#### What to produce
Give the entries back exactly, dropping each image.

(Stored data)
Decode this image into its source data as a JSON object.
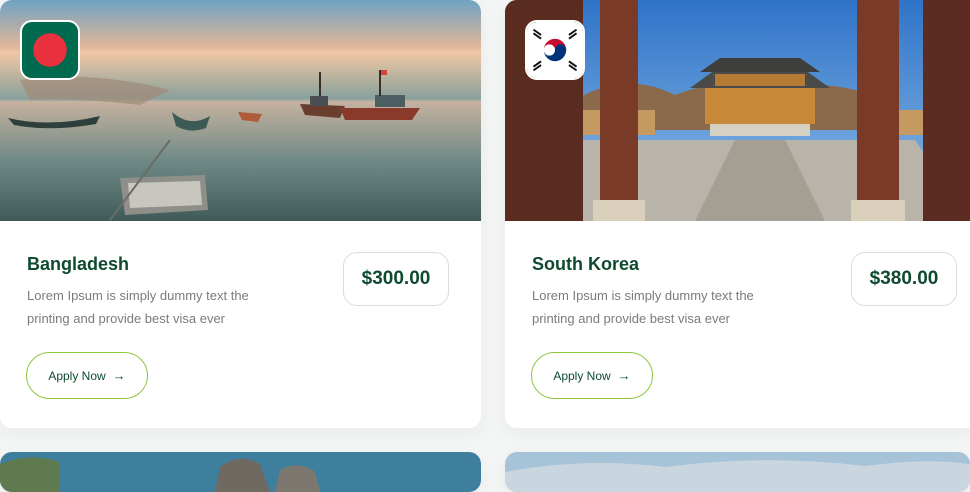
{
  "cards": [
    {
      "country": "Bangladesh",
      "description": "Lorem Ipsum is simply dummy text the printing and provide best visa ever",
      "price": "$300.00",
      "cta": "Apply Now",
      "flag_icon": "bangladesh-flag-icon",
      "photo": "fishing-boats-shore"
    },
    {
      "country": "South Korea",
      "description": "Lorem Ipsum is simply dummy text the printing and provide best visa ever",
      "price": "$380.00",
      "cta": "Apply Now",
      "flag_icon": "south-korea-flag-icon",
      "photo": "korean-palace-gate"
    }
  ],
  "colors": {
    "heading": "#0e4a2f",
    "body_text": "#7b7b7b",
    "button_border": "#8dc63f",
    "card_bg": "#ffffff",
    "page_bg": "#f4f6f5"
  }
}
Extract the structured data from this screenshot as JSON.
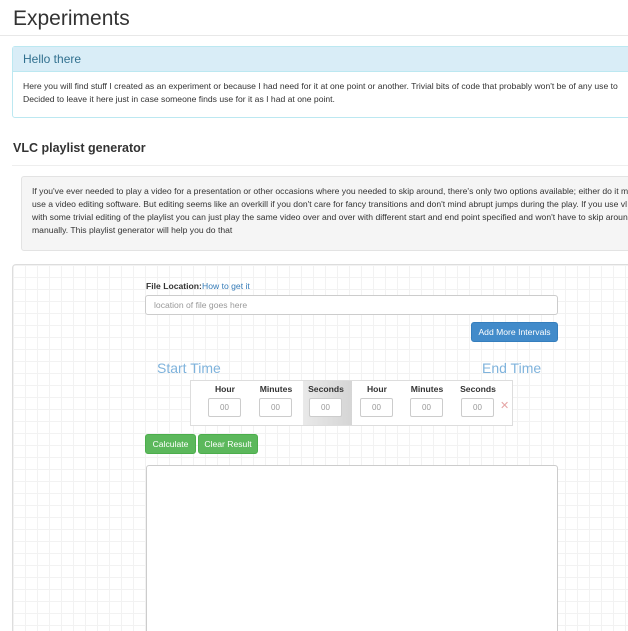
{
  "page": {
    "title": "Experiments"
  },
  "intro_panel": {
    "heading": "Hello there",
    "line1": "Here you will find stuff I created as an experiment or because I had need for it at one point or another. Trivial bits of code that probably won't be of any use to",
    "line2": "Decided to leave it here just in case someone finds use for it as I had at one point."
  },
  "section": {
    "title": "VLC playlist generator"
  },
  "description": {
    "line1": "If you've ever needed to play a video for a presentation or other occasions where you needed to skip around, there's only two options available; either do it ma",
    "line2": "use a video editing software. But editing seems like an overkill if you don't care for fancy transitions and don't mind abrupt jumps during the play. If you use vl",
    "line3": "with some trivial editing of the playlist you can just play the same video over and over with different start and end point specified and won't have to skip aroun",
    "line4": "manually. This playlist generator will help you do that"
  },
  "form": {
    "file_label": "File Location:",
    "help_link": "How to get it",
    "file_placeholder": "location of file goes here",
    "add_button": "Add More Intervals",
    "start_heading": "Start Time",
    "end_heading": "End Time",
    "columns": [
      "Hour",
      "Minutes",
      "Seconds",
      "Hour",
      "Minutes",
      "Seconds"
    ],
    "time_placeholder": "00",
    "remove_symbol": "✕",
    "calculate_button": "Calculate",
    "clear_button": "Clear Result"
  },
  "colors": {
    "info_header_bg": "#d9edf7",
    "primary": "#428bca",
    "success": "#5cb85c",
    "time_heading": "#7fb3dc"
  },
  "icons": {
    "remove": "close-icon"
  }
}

#### Reply
Decode this image into its source data as a JSON object.
{
  "cards": [
    {
      "country": "Bangladesh",
      "description": "Lorem Ipsum is simply dummy text the printing and provide best visa ever",
      "price": "$300.00",
      "cta": "Apply Now",
      "flag_icon": "bangladesh-flag-icon",
      "photo": "fishing-boats-shore"
    },
    {
      "country": "South Korea",
      "description": "Lorem Ipsum is simply dummy text the printing and provide best visa ever",
      "price": "$380.00",
      "cta": "Apply Now",
      "flag_icon": "south-korea-flag-icon",
      "photo": "korean-palace-gate"
    }
  ],
  "colors": {
    "heading": "#0e4a2f",
    "body_text": "#7b7b7b",
    "button_border": "#8dc63f",
    "card_bg": "#ffffff",
    "page_bg": "#f4f6f5"
  }
}
Extract the structured data from this screenshot as JSON.
{
  "page": {
    "title": "Experiments"
  },
  "intro_panel": {
    "heading": "Hello there",
    "line1": "Here you will find stuff I created as an experiment or because I had need for it at one point or another. Trivial bits of code that probably won't be of any use to",
    "line2": "Decided to leave it here just in case someone finds use for it as I had at one point."
  },
  "section": {
    "title": "VLC playlist generator"
  },
  "description": {
    "line1": "If you've ever needed to play a video for a presentation or other occasions where you needed to skip around, there's only two options available; either do it ma",
    "line2": "use a video editing software. But editing seems like an overkill if you don't care for fancy transitions and don't mind abrupt jumps during the play. If you use vl",
    "line3": "with some trivial editing of the playlist you can just play the same video over and over with different start and end point specified and won't have to skip aroun",
    "line4": "manually. This playlist generator will help you do that"
  },
  "form": {
    "file_label": "File Location:",
    "help_link": "How to get it",
    "file_placeholder": "location of file goes here",
    "add_button": "Add More Intervals",
    "start_heading": "Start Time",
    "end_heading": "End Time",
    "columns": [
      "Hour",
      "Minutes",
      "Seconds",
      "Hour",
      "Minutes",
      "Seconds"
    ],
    "time_placeholder": "00",
    "remove_symbol": "✕",
    "calculate_button": "Calculate",
    "clear_button": "Clear Result"
  },
  "colors": {
    "info_header_bg": "#d9edf7",
    "primary": "#428bca",
    "success": "#5cb85c",
    "time_heading": "#7fb3dc"
  },
  "icons": {
    "remove": "close-icon"
  }
}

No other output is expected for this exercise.